**ENTRIES PROVIDED:**
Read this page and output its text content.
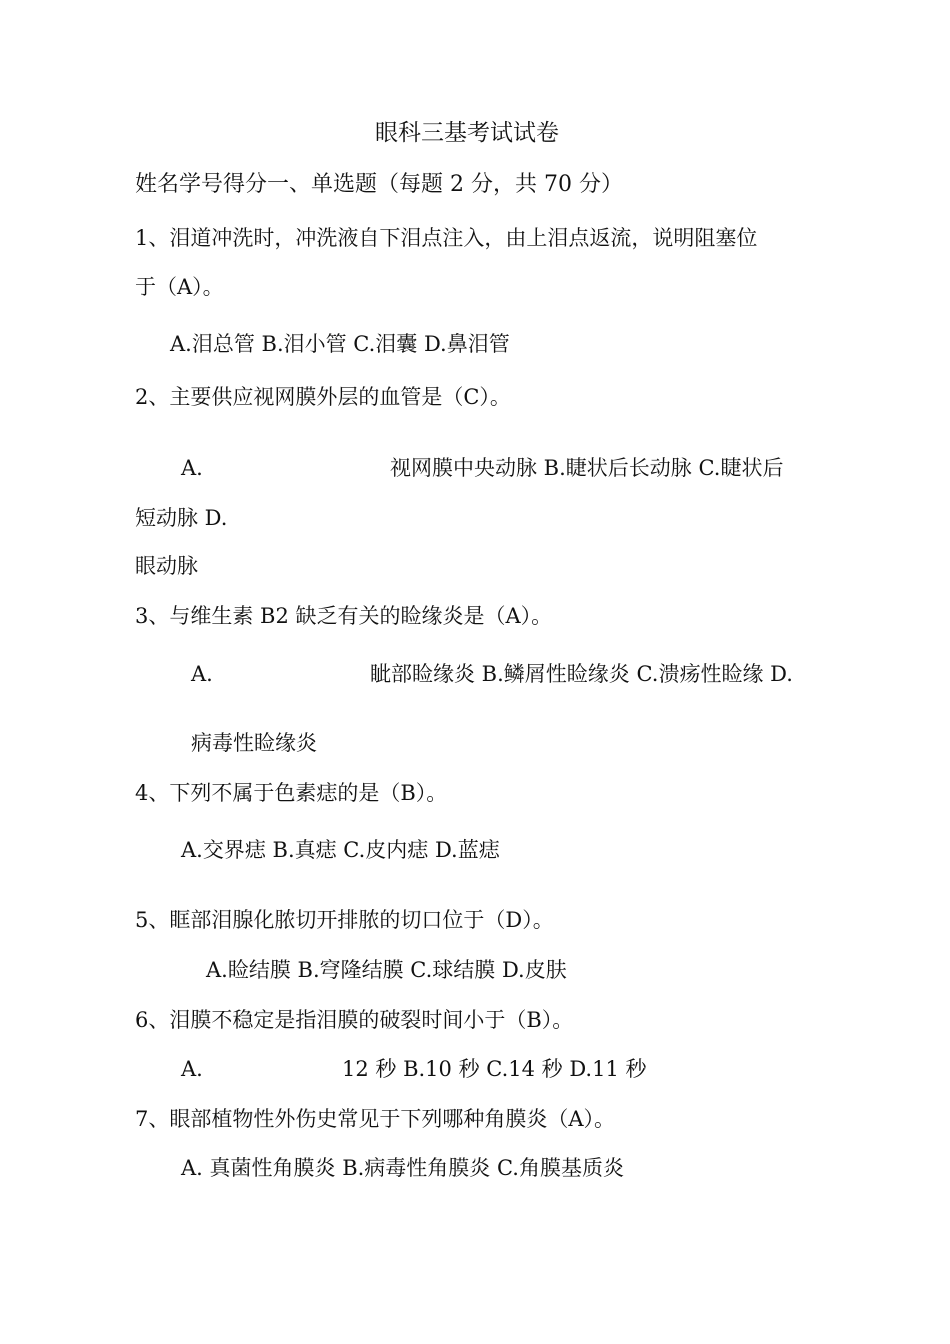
眼科三基考试试卷
姓名学号得分一、单选题（每题 2 分，共 70 分）
1、泪道冲洗时，冲洗液自下泪点注入，由上泪点返流，说明阻塞位
于（A）。
A.泪总管 B.泪小管 C.泪囊 D.鼻泪管
2、主要供应视网膜外层的血管是（C）。
A.	视网膜中央动脉 B.睫状后长动脉 C.睫状后
短动脉 D.
眼动脉
3、与维生素 B2 缺乏有关的睑缘炎是（A）。
A.	眦部睑缘炎 B.鳞屑性睑缘炎 C.溃疡性睑缘 D.
病毒性睑缘炎
4、下列不属于色素痣的是（B）。
A.交界痣 B.真痣 C.皮内痣 D.蓝痣
5、眶部泪腺化脓切开排脓的切口位于（D）。
A.睑结膜 B.穹隆结膜 C.球结膜 D.皮肤
6、泪膜不稳定是指泪膜的破裂时间小于（B）。
A.	12 秒 B.10 秒 C.14 秒 D.11 秒
7、眼部植物性外伤史常见于下列哪种角膜炎（A）。
A. 真菌性角膜炎 B.病毒性角膜炎 C.角膜基质炎
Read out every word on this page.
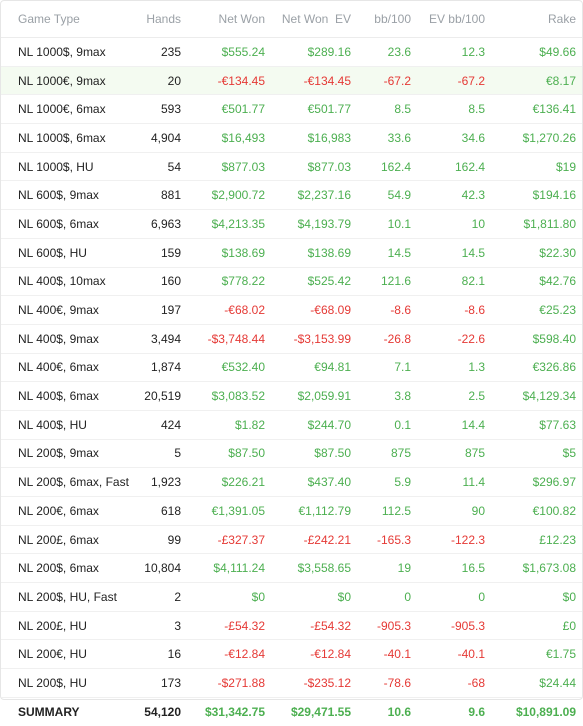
Game Type	Hands	Net Won	Net Won  EV	bb/100	EV bb/100	Rake
NL 1000$, 9max	235	$555.24	$289.16	23.6	12.3	$49.66
NL 1000€, 9max	20	-€134.45	-€134.45	-67.2	-67.2	€8.17
NL 1000€, 6max	593	€501.77	€501.77	8.5	8.5	€136.41
NL 1000$, 6max	4,904	$16,493	$16,983	33.6	34.6	$1,270.26
NL 1000$, HU	54	$877.03	$877.03	162.4	162.4	$19
NL 600$, 9max	881	$2,900.72	$2,237.16	54.9	42.3	$194.16
NL 600$, 6max	6,963	$4,213.35	$4,193.79	10.1	10	$1,811.80
NL 600$, HU	159	$138.69	$138.69	14.5	14.5	$22.30
NL 400$, 10max	160	$778.22	$525.42	121.6	82.1	$42.76
NL 400€, 9max	197	-€68.02	-€68.09	-8.6	-8.6	€25.23
NL 400$, 9max	3,494	-$3,748.44	-$3,153.99	-26.8	-22.6	$598.40
NL 400€, 6max	1,874	€532.40	€94.81	7.1	1.3	€326.86
NL 400$, 6max	20,519	$3,083.52	$2,059.91	3.8	2.5	$4,129.34
NL 400$, HU	424	$1.82	$244.70	0.1	14.4	$77.63
NL 200$, 9max	5	$87.50	$87.50	875	875	$5
NL 200$, 6max, Fast	1,923	$226.21	$437.40	5.9	11.4	$296.97
NL 200€, 6max	618	€1,391.05	€1,112.79	112.5	90	€100.82
NL 200£, 6max	99	-£327.37	-£242.21	-165.3	-122.3	£12.23
NL 200$, 6max	10,804	$4,111.24	$3,558.65	19	16.5	$1,673.08
NL 200$, HU, Fast	2	$0	$0	0	0	$0
NL 200£, HU	3	-£54.32	-£54.32	-905.3	-905.3	£0
NL 200€, HU	16	-€12.84	-€12.84	-40.1	-40.1	€1.75
NL 200$, HU	173	-$271.88	-$235.12	-78.6	-68	$24.44
SUMMARY	54,120	$31,342.75	$29,471.55	10.6	9.6	$10,891.09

**WORK TO BE COMPLETED:**
Copy each line of the records above that carries the word "Read".

**ANSWER TO THIS EXERCISE:**
Read this page and output its text content.
Read out every word on this page.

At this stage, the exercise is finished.